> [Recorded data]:
━━━━━━
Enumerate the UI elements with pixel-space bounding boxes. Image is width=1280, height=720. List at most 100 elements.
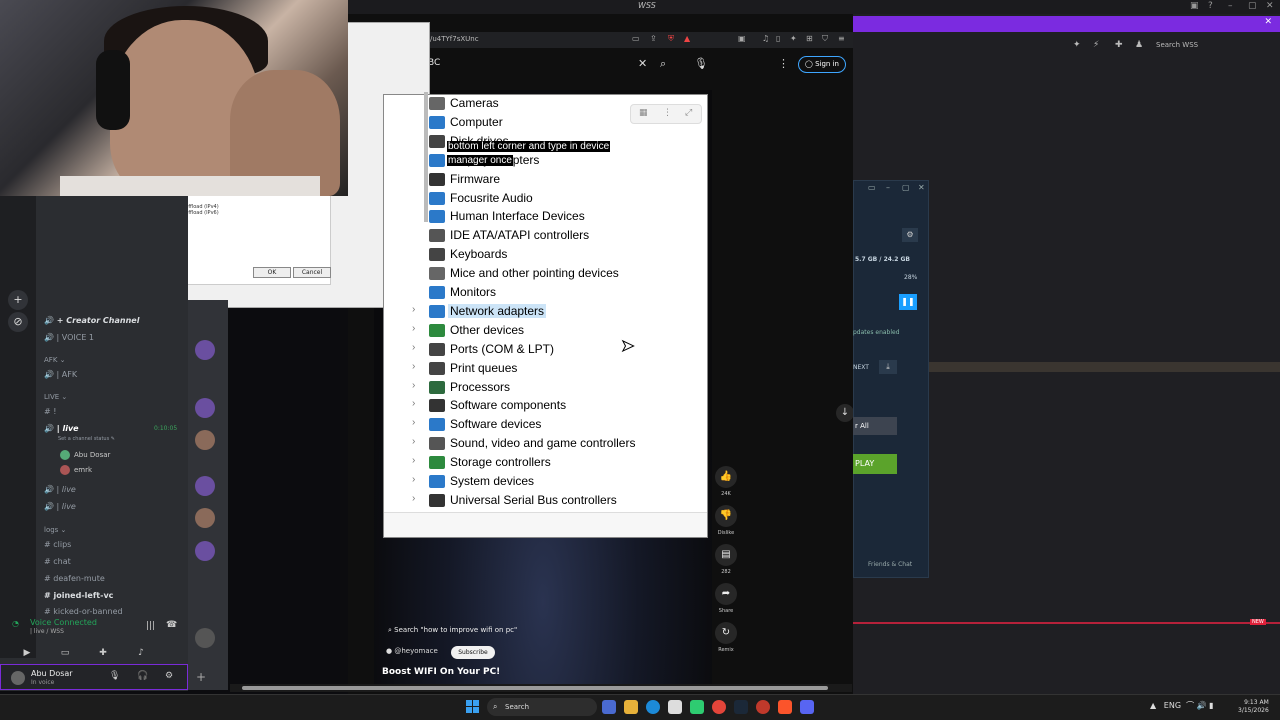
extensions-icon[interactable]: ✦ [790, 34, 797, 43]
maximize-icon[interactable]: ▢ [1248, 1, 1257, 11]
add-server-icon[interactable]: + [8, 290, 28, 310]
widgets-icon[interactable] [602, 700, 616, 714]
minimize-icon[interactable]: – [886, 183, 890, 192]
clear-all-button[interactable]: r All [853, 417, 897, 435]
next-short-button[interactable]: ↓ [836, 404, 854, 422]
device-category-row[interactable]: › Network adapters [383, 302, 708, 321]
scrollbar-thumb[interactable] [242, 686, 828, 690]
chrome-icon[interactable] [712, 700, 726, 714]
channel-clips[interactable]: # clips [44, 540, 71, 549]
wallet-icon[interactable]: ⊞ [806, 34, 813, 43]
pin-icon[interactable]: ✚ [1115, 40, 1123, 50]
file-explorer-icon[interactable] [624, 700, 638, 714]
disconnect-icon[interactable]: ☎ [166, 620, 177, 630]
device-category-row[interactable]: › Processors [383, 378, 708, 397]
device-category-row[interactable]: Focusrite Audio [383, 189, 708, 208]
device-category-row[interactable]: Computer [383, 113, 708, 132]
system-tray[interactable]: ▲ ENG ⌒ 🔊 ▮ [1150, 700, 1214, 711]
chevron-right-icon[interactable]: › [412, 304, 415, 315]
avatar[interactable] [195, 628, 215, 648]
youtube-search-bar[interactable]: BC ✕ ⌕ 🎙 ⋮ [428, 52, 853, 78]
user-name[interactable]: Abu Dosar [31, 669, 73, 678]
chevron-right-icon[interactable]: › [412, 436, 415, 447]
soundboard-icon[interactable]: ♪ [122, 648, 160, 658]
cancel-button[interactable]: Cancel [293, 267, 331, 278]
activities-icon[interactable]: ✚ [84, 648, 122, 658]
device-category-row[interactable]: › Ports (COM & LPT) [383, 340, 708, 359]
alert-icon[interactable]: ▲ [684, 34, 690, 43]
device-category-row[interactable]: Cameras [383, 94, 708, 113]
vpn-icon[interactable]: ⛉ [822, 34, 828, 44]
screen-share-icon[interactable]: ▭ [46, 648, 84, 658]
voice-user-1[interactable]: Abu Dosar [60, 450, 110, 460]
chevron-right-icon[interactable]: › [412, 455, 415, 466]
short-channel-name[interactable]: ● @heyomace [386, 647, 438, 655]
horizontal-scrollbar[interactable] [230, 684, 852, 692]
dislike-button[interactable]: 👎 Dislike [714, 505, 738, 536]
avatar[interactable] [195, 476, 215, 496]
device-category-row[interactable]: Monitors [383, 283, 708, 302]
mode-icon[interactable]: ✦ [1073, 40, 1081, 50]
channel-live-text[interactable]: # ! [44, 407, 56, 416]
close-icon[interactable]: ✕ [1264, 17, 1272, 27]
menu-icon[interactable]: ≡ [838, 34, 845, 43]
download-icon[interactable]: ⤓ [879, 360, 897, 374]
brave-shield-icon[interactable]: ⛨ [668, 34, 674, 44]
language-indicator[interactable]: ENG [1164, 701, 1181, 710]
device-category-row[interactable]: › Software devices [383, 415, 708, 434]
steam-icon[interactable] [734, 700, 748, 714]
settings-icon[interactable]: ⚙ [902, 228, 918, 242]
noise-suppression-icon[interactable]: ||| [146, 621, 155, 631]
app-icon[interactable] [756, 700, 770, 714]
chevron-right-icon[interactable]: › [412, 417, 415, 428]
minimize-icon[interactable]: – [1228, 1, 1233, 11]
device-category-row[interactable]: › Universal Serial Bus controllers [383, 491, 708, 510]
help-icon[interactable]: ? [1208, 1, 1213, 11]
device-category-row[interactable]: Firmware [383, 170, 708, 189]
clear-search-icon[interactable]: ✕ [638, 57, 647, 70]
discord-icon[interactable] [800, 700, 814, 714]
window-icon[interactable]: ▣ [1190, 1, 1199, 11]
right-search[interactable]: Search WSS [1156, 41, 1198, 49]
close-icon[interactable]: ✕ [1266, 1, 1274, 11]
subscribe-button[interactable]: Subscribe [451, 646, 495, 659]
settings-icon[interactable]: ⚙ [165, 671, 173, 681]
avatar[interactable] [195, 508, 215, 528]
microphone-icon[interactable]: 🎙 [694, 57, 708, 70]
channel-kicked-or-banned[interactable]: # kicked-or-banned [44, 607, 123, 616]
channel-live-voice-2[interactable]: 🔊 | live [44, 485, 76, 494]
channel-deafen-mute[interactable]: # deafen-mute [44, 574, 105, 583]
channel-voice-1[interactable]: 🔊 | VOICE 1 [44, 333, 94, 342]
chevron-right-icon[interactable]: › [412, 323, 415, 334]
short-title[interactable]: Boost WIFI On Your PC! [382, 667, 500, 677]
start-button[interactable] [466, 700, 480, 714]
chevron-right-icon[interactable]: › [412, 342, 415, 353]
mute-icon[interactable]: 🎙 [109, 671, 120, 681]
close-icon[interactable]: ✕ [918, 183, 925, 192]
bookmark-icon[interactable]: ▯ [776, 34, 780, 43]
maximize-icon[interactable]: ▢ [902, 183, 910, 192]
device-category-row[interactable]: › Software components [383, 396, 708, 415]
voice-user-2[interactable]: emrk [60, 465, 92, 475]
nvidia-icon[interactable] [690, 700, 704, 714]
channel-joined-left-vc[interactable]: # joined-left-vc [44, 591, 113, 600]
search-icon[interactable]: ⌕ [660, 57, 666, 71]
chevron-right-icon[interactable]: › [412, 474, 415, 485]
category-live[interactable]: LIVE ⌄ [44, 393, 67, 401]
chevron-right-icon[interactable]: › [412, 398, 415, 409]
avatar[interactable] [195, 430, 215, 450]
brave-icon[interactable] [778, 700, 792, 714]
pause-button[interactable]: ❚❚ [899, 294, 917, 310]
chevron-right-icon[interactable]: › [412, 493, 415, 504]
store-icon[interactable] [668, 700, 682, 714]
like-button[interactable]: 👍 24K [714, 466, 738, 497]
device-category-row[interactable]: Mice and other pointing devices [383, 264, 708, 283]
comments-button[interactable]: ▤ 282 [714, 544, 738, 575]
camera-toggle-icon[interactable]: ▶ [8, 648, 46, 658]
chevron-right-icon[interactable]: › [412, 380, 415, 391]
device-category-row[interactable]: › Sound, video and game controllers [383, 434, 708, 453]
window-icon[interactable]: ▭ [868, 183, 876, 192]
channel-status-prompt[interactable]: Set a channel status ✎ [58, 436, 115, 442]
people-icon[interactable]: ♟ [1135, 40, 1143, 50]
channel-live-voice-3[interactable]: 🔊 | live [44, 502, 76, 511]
━━━━━━
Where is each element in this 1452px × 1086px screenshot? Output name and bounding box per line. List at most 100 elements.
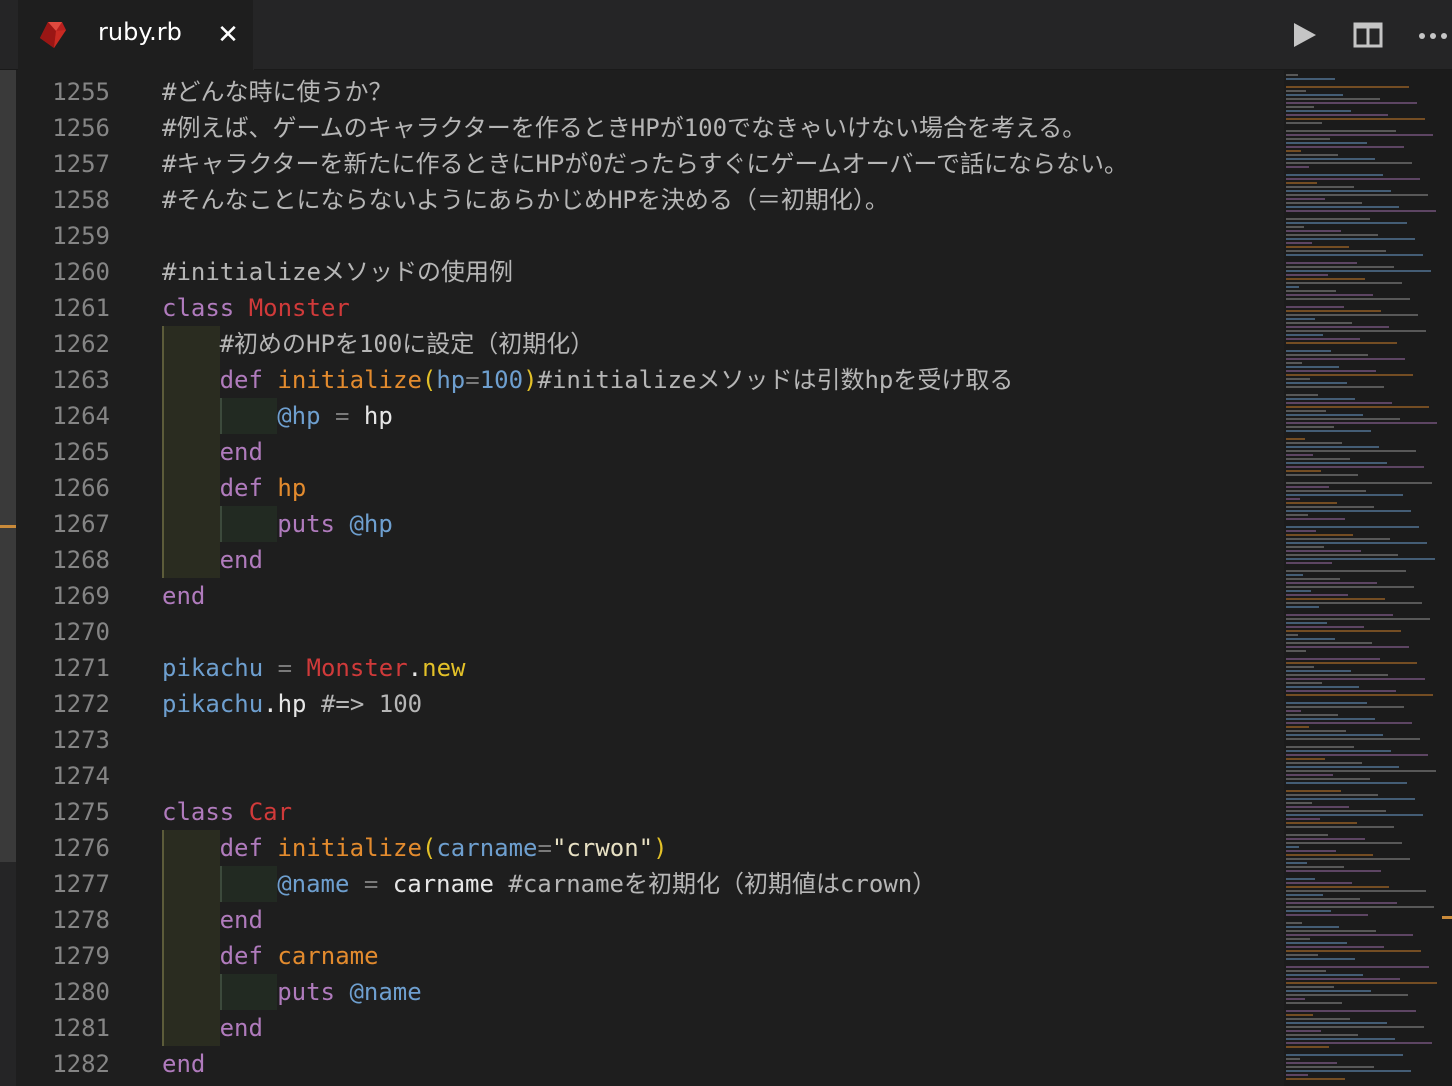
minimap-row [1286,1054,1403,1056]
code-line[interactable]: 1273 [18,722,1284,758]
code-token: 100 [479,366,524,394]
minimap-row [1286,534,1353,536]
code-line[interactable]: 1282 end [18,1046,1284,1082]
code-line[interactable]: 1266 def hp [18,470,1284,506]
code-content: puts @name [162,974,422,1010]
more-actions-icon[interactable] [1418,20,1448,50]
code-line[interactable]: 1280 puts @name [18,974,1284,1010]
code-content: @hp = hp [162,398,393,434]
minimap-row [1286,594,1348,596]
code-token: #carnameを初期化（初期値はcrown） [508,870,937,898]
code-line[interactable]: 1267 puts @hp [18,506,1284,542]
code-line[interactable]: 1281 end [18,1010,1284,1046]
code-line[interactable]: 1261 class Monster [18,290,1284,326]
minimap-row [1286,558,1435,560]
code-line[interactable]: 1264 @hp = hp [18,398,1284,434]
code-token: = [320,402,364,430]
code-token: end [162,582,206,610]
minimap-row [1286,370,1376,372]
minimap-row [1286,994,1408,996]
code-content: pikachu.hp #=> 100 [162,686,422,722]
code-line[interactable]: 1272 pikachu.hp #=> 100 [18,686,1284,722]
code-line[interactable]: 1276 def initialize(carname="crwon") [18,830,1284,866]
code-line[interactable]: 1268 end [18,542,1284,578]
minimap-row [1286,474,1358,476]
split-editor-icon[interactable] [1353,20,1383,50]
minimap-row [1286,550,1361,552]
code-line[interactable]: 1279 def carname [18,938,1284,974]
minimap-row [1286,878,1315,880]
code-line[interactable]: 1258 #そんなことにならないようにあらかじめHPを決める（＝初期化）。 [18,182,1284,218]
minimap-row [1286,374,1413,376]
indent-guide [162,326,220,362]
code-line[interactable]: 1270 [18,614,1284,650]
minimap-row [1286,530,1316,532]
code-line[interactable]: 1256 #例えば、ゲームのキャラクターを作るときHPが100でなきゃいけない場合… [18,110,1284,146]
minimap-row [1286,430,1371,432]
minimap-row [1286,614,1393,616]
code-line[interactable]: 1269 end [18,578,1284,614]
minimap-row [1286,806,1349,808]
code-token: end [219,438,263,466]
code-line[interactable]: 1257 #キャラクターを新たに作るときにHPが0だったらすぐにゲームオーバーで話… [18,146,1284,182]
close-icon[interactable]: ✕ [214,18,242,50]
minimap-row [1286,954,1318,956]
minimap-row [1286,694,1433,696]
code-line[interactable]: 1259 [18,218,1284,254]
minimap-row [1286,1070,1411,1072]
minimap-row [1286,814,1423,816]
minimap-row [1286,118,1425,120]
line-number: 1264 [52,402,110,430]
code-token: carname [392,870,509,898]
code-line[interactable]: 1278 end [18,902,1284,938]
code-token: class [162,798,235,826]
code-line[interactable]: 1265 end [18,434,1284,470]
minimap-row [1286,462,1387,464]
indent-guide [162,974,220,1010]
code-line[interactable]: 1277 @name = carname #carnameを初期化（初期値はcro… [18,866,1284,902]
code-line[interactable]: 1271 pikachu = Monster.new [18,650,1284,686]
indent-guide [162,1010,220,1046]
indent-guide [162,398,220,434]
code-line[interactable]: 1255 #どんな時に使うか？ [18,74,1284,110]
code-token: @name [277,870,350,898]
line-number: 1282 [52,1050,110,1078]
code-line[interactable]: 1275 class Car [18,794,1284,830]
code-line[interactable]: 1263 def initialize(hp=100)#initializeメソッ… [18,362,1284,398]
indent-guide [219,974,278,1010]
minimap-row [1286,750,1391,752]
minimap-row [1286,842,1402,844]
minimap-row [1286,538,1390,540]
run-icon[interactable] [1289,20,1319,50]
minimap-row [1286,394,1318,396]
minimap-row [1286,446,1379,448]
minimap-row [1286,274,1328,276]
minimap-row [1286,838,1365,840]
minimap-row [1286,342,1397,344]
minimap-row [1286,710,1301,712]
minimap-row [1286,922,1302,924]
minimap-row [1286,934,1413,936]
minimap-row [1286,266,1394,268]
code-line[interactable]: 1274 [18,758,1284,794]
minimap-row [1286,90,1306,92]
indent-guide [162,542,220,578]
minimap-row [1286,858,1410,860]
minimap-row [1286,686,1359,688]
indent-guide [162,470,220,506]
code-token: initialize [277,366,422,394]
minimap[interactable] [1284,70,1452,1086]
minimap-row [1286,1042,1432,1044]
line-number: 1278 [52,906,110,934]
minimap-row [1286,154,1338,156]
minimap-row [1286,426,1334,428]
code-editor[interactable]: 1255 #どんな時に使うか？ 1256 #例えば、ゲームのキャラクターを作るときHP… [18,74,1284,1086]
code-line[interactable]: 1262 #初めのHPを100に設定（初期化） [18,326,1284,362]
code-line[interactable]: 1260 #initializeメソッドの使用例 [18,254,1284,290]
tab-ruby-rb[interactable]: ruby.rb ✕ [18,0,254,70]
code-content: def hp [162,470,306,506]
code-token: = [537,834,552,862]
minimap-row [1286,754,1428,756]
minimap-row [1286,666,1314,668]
━━━━━━
> [Directions]: Lay out the lines from the one with "extensions-icon[interactable]: ✦ [790, 34, 797, 43]" to the one with "device-category-row[interactable]: Cameras [383, 94, 708, 113]" as a JSON list of strings, one string per line, leaving out blank lines.

> [Reply]:
[
  "extensions-icon[interactable]: ✦ [790, 34, 797, 43]",
  "maximize-icon[interactable]: ▢ [1248, 1, 1257, 11]",
  "add-server-icon[interactable]: + [8, 290, 28, 310]",
  "widgets-icon[interactable] [602, 700, 616, 714]",
  "minimize-icon[interactable]: – [886, 183, 890, 192]",
  "clear-all-button[interactable]: r All [853, 417, 897, 435]",
  "next-short-button[interactable]: ↓ [836, 404, 854, 422]",
  "device-category-row[interactable]: › Network adapters [383, 302, 708, 321]",
  "scrollbar-thumb[interactable] [242, 686, 828, 690]",
  "chrome-icon[interactable] [712, 700, 726, 714]",
  "channel-clips[interactable]: # clips [44, 540, 71, 549]",
  "wallet-icon[interactable]: ⊞ [806, 34, 813, 43]",
  "pin-icon[interactable]: ✚ [1115, 40, 1123, 50]",
  "file-explorer-icon[interactable] [624, 700, 638, 714]",
  "disconnect-icon[interactable]: ☎ [166, 620, 177, 630]",
  "device-category-row[interactable]: › Processors [383, 378, 708, 397]",
  "device-category-row[interactable]: Focusrite Audio [383, 189, 708, 208]",
  "device-category-row[interactable]: Computer [383, 113, 708, 132]",
  "system-tray[interactable]: ▲ ENG ⌒ 🔊 ▮ [1150, 700, 1214, 711]",
  "chevron-right-icon[interactable]: › [412, 304, 415, 315]",
  "avatar[interactable] [195, 628, 215, 648]",
  "youtube-search-bar[interactable]: BC ✕ ⌕ 🎙 ⋮ [428, 52, 853, 78]",
  "user-name[interactable]: Abu Dosar [31, 669, 73, 678]",
  "chevron-right-icon[interactable]: › [412, 436, 415, 447]",
  "soundboard-icon[interactable]: ♪ [122, 648, 160, 658]",
  "cancel-button[interactable]: Cancel [293, 267, 331, 278]",
  "activities-icon[interactable]: ✚ [84, 648, 122, 658]",
  "device-category-row[interactable]: › Ports (COM & LPT) [383, 340, 708, 359]",
  "alert-icon[interactable]: ▲ [684, 34, 690, 43]",
  "device-category-row[interactable]: Cameras [383, 94, 708, 113]"
]